Find the string "hatalmat" in the entries and copy each line that has it.

[Recorded data]

==*==

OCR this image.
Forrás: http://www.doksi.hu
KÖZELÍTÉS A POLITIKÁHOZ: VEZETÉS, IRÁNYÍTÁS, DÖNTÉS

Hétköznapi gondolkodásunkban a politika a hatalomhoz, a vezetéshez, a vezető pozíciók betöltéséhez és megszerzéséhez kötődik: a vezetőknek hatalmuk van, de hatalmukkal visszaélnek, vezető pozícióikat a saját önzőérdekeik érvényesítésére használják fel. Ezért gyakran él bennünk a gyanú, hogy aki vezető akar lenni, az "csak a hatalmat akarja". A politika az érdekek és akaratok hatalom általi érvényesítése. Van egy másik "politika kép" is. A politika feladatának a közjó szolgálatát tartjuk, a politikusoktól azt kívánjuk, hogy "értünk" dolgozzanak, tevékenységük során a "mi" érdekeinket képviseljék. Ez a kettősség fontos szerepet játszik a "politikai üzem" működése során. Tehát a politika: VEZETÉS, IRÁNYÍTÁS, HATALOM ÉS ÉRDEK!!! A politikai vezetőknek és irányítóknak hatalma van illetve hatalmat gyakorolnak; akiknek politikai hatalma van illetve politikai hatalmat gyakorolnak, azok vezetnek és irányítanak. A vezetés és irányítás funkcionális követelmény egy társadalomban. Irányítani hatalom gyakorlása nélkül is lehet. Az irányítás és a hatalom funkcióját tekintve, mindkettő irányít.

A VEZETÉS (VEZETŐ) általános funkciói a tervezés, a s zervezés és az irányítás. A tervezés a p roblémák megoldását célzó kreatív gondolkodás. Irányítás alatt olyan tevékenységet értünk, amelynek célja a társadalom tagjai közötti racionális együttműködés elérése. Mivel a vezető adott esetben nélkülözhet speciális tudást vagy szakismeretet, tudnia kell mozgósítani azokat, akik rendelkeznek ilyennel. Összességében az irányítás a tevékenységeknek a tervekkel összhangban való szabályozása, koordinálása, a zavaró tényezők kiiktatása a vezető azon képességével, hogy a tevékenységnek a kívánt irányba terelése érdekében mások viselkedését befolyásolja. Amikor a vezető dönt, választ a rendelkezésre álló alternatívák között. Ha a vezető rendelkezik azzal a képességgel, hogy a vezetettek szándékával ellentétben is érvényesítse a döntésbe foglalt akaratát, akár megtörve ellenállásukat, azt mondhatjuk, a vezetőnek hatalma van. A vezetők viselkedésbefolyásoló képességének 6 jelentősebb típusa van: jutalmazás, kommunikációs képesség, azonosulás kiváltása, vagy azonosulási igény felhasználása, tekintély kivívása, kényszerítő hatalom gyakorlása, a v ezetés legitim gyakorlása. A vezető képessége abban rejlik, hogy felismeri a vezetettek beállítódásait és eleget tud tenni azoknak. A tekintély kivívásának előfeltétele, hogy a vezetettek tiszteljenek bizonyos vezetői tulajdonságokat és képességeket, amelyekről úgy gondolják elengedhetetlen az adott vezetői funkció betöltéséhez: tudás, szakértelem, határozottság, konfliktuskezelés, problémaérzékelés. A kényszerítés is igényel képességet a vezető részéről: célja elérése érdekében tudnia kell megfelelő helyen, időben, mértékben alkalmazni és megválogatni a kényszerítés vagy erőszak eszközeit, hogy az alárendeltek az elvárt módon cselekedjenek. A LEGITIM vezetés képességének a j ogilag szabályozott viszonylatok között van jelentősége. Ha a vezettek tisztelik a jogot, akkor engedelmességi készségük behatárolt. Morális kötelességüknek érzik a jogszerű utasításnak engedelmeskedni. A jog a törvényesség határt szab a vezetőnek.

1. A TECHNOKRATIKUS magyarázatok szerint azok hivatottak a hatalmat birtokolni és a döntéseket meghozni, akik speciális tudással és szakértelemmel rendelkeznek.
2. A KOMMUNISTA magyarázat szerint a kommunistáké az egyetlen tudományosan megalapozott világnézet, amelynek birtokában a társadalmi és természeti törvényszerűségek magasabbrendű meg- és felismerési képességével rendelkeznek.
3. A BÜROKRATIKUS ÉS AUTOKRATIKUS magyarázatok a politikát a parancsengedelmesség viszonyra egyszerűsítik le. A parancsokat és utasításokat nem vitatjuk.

==*==

=== Response to the task ===
Hétköznapi gondolkodásunkban a politika a hatalomhoz, a vezetéshez, a vezető pozíciók betöltéséhez és megszerzéséhez kötődik: a vezetőknek hatalmuk van, de hatalmukkal visszaélnek, vezető pozícióikat a saját önzőérdekeik érvényesítésére használják fel. Ezért gyakran él bennünk a gyanú, hogy aki vezető akar lenni, az "csak a hatalmat akarja". A politika az érdekek és akaratok hatalom általi érvényesítése. Van egy másik "politika kép" is. A politika feladatának a közjó szolgálatát tartjuk, a politikusoktól azt kívánjuk, hogy "értünk" dolgozzanak, tevékenységük során a "mi" érdekeinket képviseljék. Ez a kettősség fontos szerepet játszik a "politikai üzem" működése során. Tehát a politika: VEZETÉS, IRÁNYÍTÁS, HATALOM ÉS ÉRDEK!!! A politikai vezetőknek és irányítóknak hatalma van illetve hatalmat gyakorolnak; akiknek politikai hatalma van illetve politikai hatalmat gyakorolnak, azok vezetnek és irányítanak. A vezetés és irányítás funkcionális követelmény egy társadalomban. Irányítani hatalom gyakorlása nélkül is lehet. Az irányítás és a hatalom funkcióját tekintve, mindkettő irányít.
1. A TECHNOKRATIKUS magyarázatok szerint azok hivatottak a hatalmat birtokolni és a döntéseket meghozni, akik speciális tudással és szakértelemmel rendelkeznek.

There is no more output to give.